- **WORK REQUIRED**:
Omit every picture and return the rest of the data unaltered.
==== AVAILABLE RECORDS
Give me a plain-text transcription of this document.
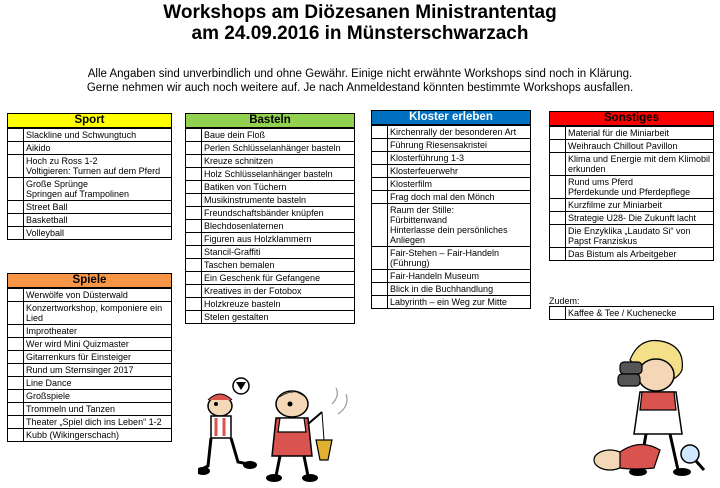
Workshops am Diözesanen Ministrantentag
am 24.09.2016 in Münsterschwarzach
Alle Angaben sind unverbindlich und ohne Gewähr. Einige nicht erwähnte Workshops sind noch in Klärung.
Gerne nehmen wir auch noch weitere auf. Je nach Anmeldestand könnten bestimmte Workshops ausfallen.
Sport
	Slackline und Schwungtuch
	Aikido
	Hoch zu Ross 1-2
Voltigieren: Turnen auf dem Pferd
	Große Sprünge
Springen auf Trampolinen
	Street Ball
	Basketball
	Volleyball
Spiele
	Werwölfe von Düsterwald
	Konzertworkshop, komponiere ein Lied
	Improtheater
	Wer wird Mini Quizmaster
	Gitarrenkurs für Einsteiger
	Rund um Sternsinger 2017
	Line Dance
	Großspiele
	Trommeln und Tanzen
	Theater „Spiel dich ins Leben“ 1-2
	Kubb (Wikingerschach)
Basteln
	Baue dein Floß
	Perlen Schlüsselanhänger basteln
	Kreuze schnitzen
	Holz Schlüsselanhänger basteln
	Batiken von Tüchern
	Musikinstrumente basteln
	Freundschaftsbänder knüpfen
	Blechdosenlaternen
	Figuren aus Holzklammern
	Stancil-Graffiti
	Taschen bemalen
	Ein Geschenk für Gefangene
	Kreatives in der Fotobox
	Holzkreuze basteln
	Stelen gestalten
Kloster erleben
	Kirchenrally der besonderen Art
	Führung Riesensakristei
	Klosterführung 1-3
	Klosterfeuerwehr
	Klosterfilm
	Frag doch mal den Mönch
	Raum der Stille:
Fürbittenwand
Hinterlasse dein persönliches Anliegen
	Fair-Stehen – Fair-Handeln (Führung)
	Fair-Handeln Museum
	Blick in die Buchhandlung
	Labyrinth – ein Weg zur Mitte
Sonstiges
	Material für die Miniarbeit
	Weihrauch Chillout Pavillon
	Klima und Energie mit dem Klimobil erkunden
	Rund ums Pferd
Pferdekunde und Pferdepflege
	Kurzfilme zur Miniarbeit
	Strategie U28- Die Zukunft lacht
	Die Enzyklika „Laudato Si“ von Papst Franziskus
	Das Bistum als Arbeitgeber
Zudem:
	Kaffee & Tee / Kuchenecke
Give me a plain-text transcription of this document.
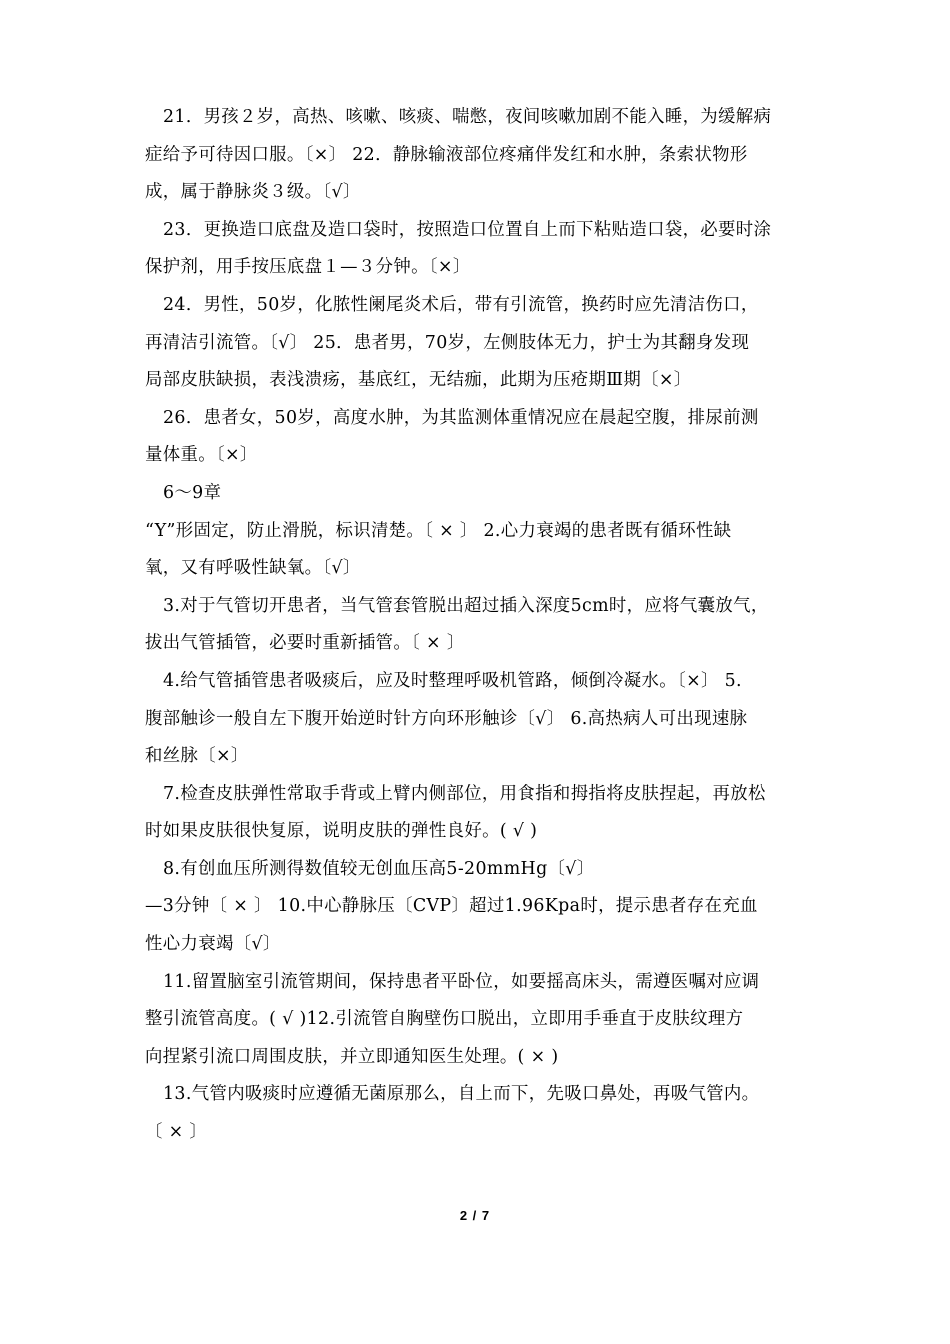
21．男孩２岁，高热、咳嗽、咳痰、喘憋，夜间咳嗽加剧不能入睡，为缓解病
症给予可待因口服。〔×〕 22．静脉输液部位疼痛伴发红和水肿，条索状物形
成，属于静脉炎３级。〔√〕
23．更换造口底盘及造口袋时，按照造口位置自上而下粘贴造口袋，必要时涂
保护剂，用手按压底盘１—３分钟。〔×〕
24．男性，50岁，化脓性阑尾炎术后，带有引流管，换药时应先清洁伤口，
再清洁引流管。〔√〕 25．患者男，70岁，左侧肢体无力，护士为其翻身发现
局部皮肤缺损，表浅溃疡，基底红，无结痂，此期为压疮期Ⅲ期〔×〕
26．患者女，50岁，高度水肿，为其监测体重情况应在晨起空腹，排尿前测
量体重。〔×〕
6～9章
“Y”形固定，防止滑脱，标识清楚。〔 × 〕 2.心力衰竭的患者既有循环性缺
氧，又有呼吸性缺氧。〔√〕
3.对于气管切开患者，当气管套管脱出超过插入深度5cm时，应将气囊放气，
拔出气管插管，必要时重新插管。〔 × 〕
4.给气管插管患者吸痰后，应及时整理呼吸机管路，倾倒冷凝水。〔×〕 5.
腹部触诊一般自左下腹开始逆时针方向环形触诊〔√〕 6.高热病人可出现速脉
和丝脉〔×〕
7.检查皮肤弹性常取手背或上臂内侧部位，用食指和拇指将皮肤捏起，再放松
时如果皮肤很快复原，说明皮肤的弹性良好。( √ )
8.有创血压所测得数值较无创血压高5-20mmHg〔√〕
—3分钟〔 × 〕 10.中心静脉压〔CVP〕超过1.96Kpa时，提示患者存在充血
性心力衰竭〔√〕
11.留置脑室引流管期间，保持患者平卧位，如要摇高床头，需遵医嘱对应调
整引流管高度。( √ )12.引流管自胸壁伤口脱出，立即用手垂直于皮肤纹理方
向捏紧引流口周围皮肤，并立即通知医生处理。( × )
13.气管内吸痰时应遵循无菌原那么，自上而下，先吸口鼻处，再吸气管内。
〔 × 〕
2 / 7
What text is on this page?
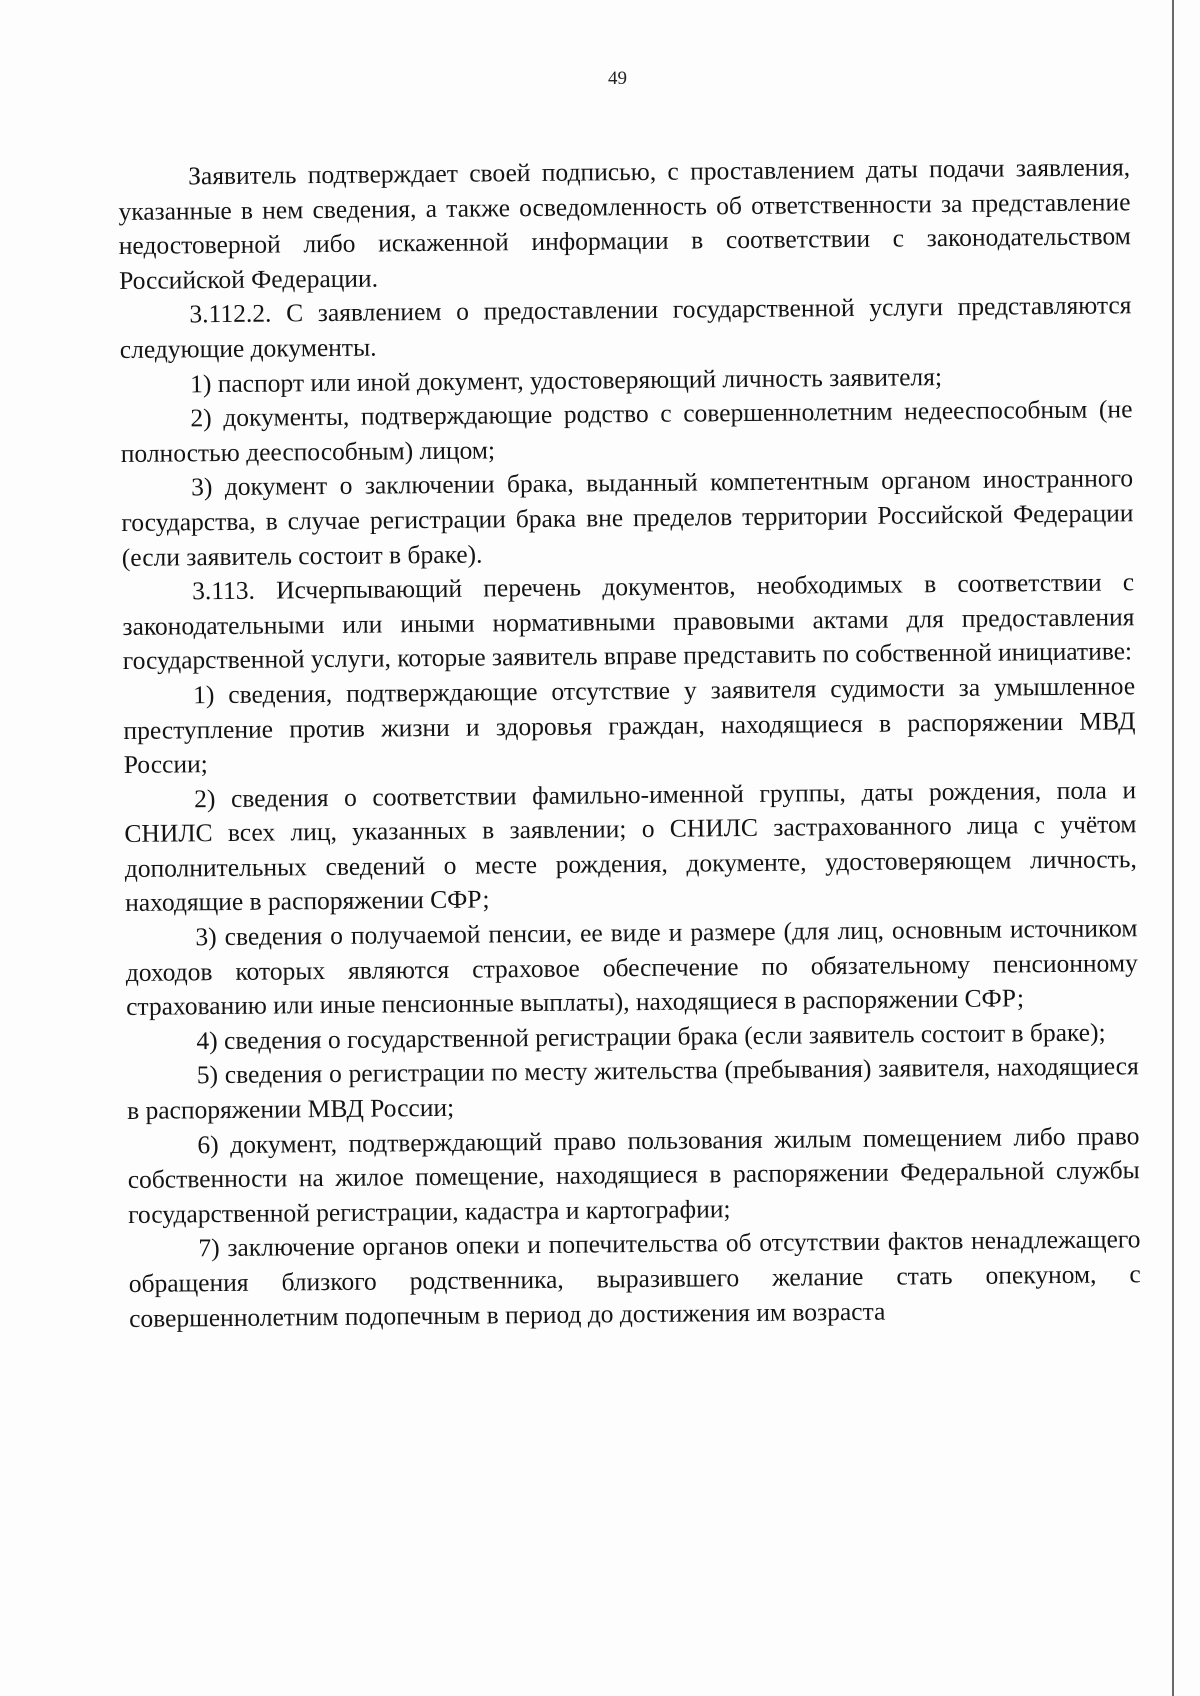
49

Заявитель подтверждает своей подписью, с проставлением даты подачи заявления, указанные в нем сведения, а также осведомленность об ответственности за представление недостоверной либо искаженной информации в соответствии с законодательством Российской Федерации.

3.112.2. С заявлением о предоставлении государственной услуги представляются следующие документы.

1) паспорт или иной документ, удостоверяющий личность заявителя;

2) документы, подтверждающие родство с совершеннолетним недееспособным (не полностью дееспособным) лицом;

3) документ о заключении брака, выданный компетентным органом иностранного государства, в случае регистрации брака вне пределов территории Российской Федерации (если заявитель состоит в браке).

3.113. Исчерпывающий перечень документов, необходимых в соответствии с законодательными или иными нормативными правовыми актами для предоставления государственной услуги, которые заявитель вправе представить по собственной инициативе:

1) сведения, подтверждающие отсутствие у заявителя судимости за умышленное преступление против жизни и здоровья граждан, находящиеся в распоряжении МВД России;

2) сведения о соответствии фамильно-именной группы, даты рождения, пола и СНИЛС всех лиц, указанных в заявлении; о СНИЛС застрахованного лица с учётом дополнительных сведений о месте рождения, документе, удостоверяющем личность, находящие в распоряжении СФР;

3) сведения о получаемой пенсии, ее виде и размере (для лиц, основным источником доходов которых являются страховое обеспечение по обязательному пенсионному страхованию или иные пенсионные выплаты), находящиеся в распоряжении СФР;

4) сведения о государственной регистрации брака (если заявитель состоит в браке);

5) сведения о регистрации по месту жительства (пребывания) заявителя, находящиеся в распоряжении МВД России;

6) документ, подтверждающий право пользования жилым помещением либо право собственности на жилое помещение, находящиеся в распоряжении Федеральной службы государственной регистрации, кадастра и картографии;

7) заключение органов опеки и попечительства об отсутствии фактов ненадлежащего обращения близкого родственника, выразившего желание стать опекуном, с совершеннолетним подопечным в период до достижения им возраста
========
- **RESULT OF THIS EXERCISE**:
Give me a plain-text transcription of this document.
Workshops am Diözesanen Ministrantentag
am 24.09.2016 in Münsterschwarzach
Alle Angaben sind unverbindlich und ohne Gewähr. Einige nicht erwähnte Workshops sind noch in Klärung.
Gerne nehmen wir auch noch weitere auf. Je nach Anmeldestand könnten bestimmte Workshops ausfallen.
Sport
	Slackline und Schwungtuch
	Aikido
	Hoch zu Ross 1-2
Voltigieren: Turnen auf dem Pferd
	Große Sprünge
Springen auf Trampolinen
	Street Ball
	Basketball
	Volleyball
Spiele
	Werwölfe von Düsterwald
	Konzertworkshop, komponiere ein Lied
	Improtheater
	Wer wird Mini Quizmaster
	Gitarrenkurs für Einsteiger
	Rund um Sternsinger 2017
	Line Dance
	Großspiele
	Trommeln und Tanzen
	Theater „Spiel dich ins Leben“ 1-2
	Kubb (Wikingerschach)
Basteln
	Baue dein Floß
	Perlen Schlüsselanhänger basteln
	Kreuze schnitzen
	Holz Schlüsselanhänger basteln
	Batiken von Tüchern
	Musikinstrumente basteln
	Freundschaftsbänder knüpfen
	Blechdosenlaternen
	Figuren aus Holzklammern
	Stancil-Graffiti
	Taschen bemalen
	Ein Geschenk für Gefangene
	Kreatives in der Fotobox
	Holzkreuze basteln
	Stelen gestalten
Kloster erleben
	Kirchenrally der besonderen Art
	Führung Riesensakristei
	Klosterführung 1-3
	Klosterfeuerwehr
	Klosterfilm
	Frag doch mal den Mönch
	Raum der Stille:
Fürbittenwand
Hinterlasse dein persönliches Anliegen
	Fair-Stehen – Fair-Handeln (Führung)
	Fair-Handeln Museum
	Blick in die Buchhandlung
	Labyrinth – ein Weg zur Mitte
Sonstiges
	Material für die Miniarbeit
	Weihrauch Chillout Pavillon
	Klima und Energie mit dem Klimobil erkunden
	Rund ums Pferd
Pferdekunde und Pferdepflege
	Kurzfilme zur Miniarbeit
	Strategie U28- Die Zukunft lacht
	Die Enzyklika „Laudato Si“ von Papst Franziskus
	Das Bistum als Arbeitgeber
Zudem:
	Kaffee & Tee / Kuchenecke
Give me a plain-text transcription of this document.
21．男孩２岁，高热、咳嗽、咳痰、喘憋，夜间咳嗽加剧不能入睡，为缓解病
症给予可待因口服。〔×〕 22．静脉输液部位疼痛伴发红和水肿，条索状物形
成，属于静脉炎３级。〔√〕
23．更换造口底盘及造口袋时，按照造口位置自上而下粘贴造口袋，必要时涂
保护剂，用手按压底盘１—３分钟。〔×〕
24．男性，50岁，化脓性阑尾炎术后，带有引流管，换药时应先清洁伤口，
再清洁引流管。〔√〕 25．患者男，70岁，左侧肢体无力，护士为其翻身发现
局部皮肤缺损，表浅溃疡，基底红，无结痂，此期为压疮期Ⅲ期〔×〕
26．患者女，50岁，高度水肿，为其监测体重情况应在晨起空腹，排尿前测
量体重。〔×〕
6～9章
“Y”形固定，防止滑脱，标识清楚。〔 × 〕 2.心力衰竭的患者既有循环性缺
氧，又有呼吸性缺氧。〔√〕
3.对于气管切开患者，当气管套管脱出超过插入深度5cm时，应将气囊放气，
拔出气管插管，必要时重新插管。〔 × 〕
4.给气管插管患者吸痰后，应及时整理呼吸机管路，倾倒冷凝水。〔×〕 5.
腹部触诊一般自左下腹开始逆时针方向环形触诊〔√〕 6.高热病人可出现速脉
和丝脉〔×〕
7.检查皮肤弹性常取手背或上臂内侧部位，用食指和拇指将皮肤捏起，再放松
时如果皮肤很快复原，说明皮肤的弹性良好。( √ )
8.有创血压所测得数值较无创血压高5-20mmHg〔√〕
—3分钟〔 × 〕 10.中心静脉压〔CVP〕超过1.96Kpa时，提示患者存在充血
性心力衰竭〔√〕
11.留置脑室引流管期间，保持患者平卧位，如要摇高床头，需遵医嘱对应调
整引流管高度。( √ )12.引流管自胸壁伤口脱出，立即用手垂直于皮肤纹理方
向捏紧引流口周围皮肤，并立即通知医生处理。( × )
13.气管内吸痰时应遵循无菌原那么，自上而下，先吸口鼻处，再吸气管内。
〔 × 〕
2 / 7
What text is on this page?
49

Заявитель подтверждает своей подписью, с проставлением даты подачи заявления, указанные в нем сведения, а также осведомленность об ответственности за представление недостоверной либо искаженной информации в соответствии с законодательством Российской Федерации.

3.112.2. С заявлением о предоставлении государственной услуги представляются следующие документы.

1) паспорт или иной документ, удостоверяющий личность заявителя;

2) документы, подтверждающие родство с совершеннолетним недееспособным (не полностью дееспособным) лицом;

3) документ о заключении брака, выданный компетентным органом иностранного государства, в случае регистрации брака вне пределов территории Российской Федерации (если заявитель состоит в браке).

3.113. Исчерпывающий перечень документов, необходимых в соответствии с законодательными или иными нормативными правовыми актами для предоставления государственной услуги, которые заявитель вправе представить по собственной инициативе:

1) сведения, подтверждающие отсутствие у заявителя судимости за умышленное преступление против жизни и здоровья граждан, находящиеся в распоряжении МВД России;

2) сведения о соответствии фамильно-именной группы, даты рождения, пола и СНИЛС всех лиц, указанных в заявлении; о СНИЛС застрахованного лица с учётом дополнительных сведений о месте рождения, документе, удостоверяющем личность, находящие в распоряжении СФР;

3) сведения о получаемой пенсии, ее виде и размере (для лиц, основным источником доходов которых являются страховое обеспечение по обязательному пенсионному страхованию или иные пенсионные выплаты), находящиеся в распоряжении СФР;

4) сведения о государственной регистрации брака (если заявитель состоит в браке);

5) сведения о регистрации по месту жительства (пребывания) заявителя, находящиеся в распоряжении МВД России;

6) документ, подтверждающий право пользования жилым помещением либо право собственности на жилое помещение, находящиеся в распоряжении Федеральной службы государственной регистрации, кадастра и картографии;

7) заключение органов опеки и попечительства об отсутствии фактов ненадлежащего обращения близкого родственника, выразившего желание стать опекуном, с совершеннолетним подопечным в период до достижения им возраста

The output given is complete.